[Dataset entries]
++++++++

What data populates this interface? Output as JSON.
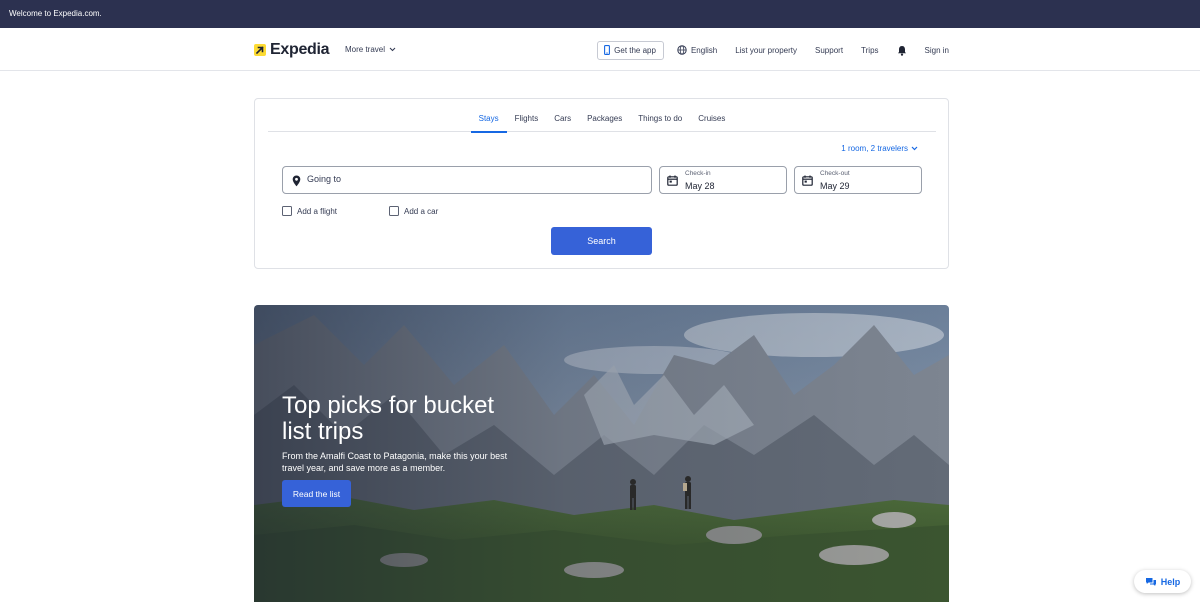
{
  "topbar": {
    "welcome": "Welcome to Expedia.com."
  },
  "header": {
    "logo_text": "Expedia",
    "more_travel": "More travel",
    "get_app": "Get the app",
    "language": "English",
    "list_property": "List your property",
    "support": "Support",
    "trips": "Trips",
    "sign_in": "Sign in"
  },
  "search": {
    "tabs": [
      {
        "label": "Stays",
        "active": true
      },
      {
        "label": "Flights"
      },
      {
        "label": "Cars"
      },
      {
        "label": "Packages"
      },
      {
        "label": "Things to do"
      },
      {
        "label": "Cruises"
      }
    ],
    "travelers": "1 room, 2 travelers",
    "going_to_placeholder": "Going to",
    "checkin_label": "Check-in",
    "checkin_value": "May 28",
    "checkout_label": "Check-out",
    "checkout_value": "May 29",
    "add_flight": "Add a flight",
    "add_car": "Add a car",
    "search_button": "Search"
  },
  "hero": {
    "title": "Top picks for bucket list trips",
    "subtitle": "From the Amalfi Coast to Patagonia, make this your best travel year, and save more as a member.",
    "button": "Read the list"
  },
  "help": {
    "label": "Help"
  },
  "colors": {
    "topbar": "#2c3150",
    "accent": "#1668e3",
    "button": "#3662d8",
    "logo_yellow": "#fddb32"
  }
}
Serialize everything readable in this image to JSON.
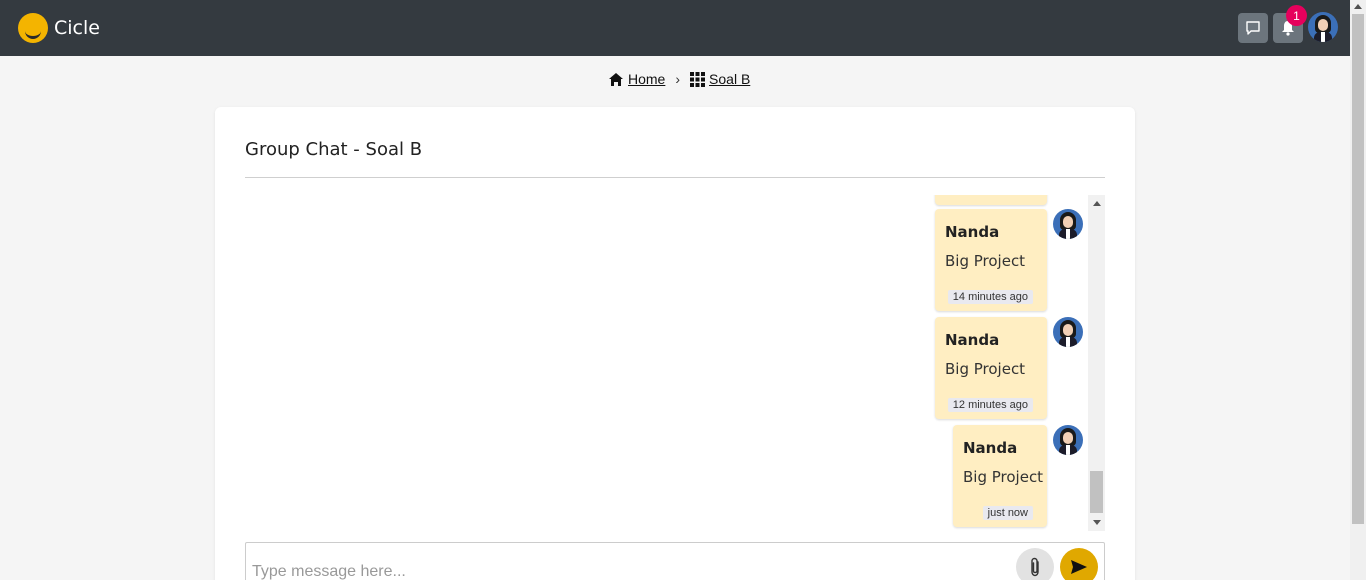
{
  "app": {
    "name": "Cicle"
  },
  "header": {
    "notification_count": "1",
    "icons": [
      "chat-icon",
      "bell-icon",
      "user-avatar"
    ]
  },
  "breadcrumb": {
    "home": "Home",
    "current": "Soal B",
    "separator": "›"
  },
  "chat": {
    "title": "Group Chat - Soal B",
    "messages": [
      {
        "sender": "Nanda",
        "text": "Big Project",
        "time": "14 minutes ago"
      },
      {
        "sender": "Nanda",
        "text": "Big Project",
        "time": "12 minutes ago"
      },
      {
        "sender": "Nanda",
        "text": "Big Project",
        "time": "just now"
      }
    ],
    "input": {
      "placeholder": "Type message here..."
    }
  },
  "colors": {
    "topbar": "#343a40",
    "bubble": "#ffeec2",
    "send": "#e0a800",
    "badge": "#e6005c"
  }
}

++++++++

Ascertain the number of lines in the entries that include the word "trips", and report only that number.

- _TASK RESULT_
2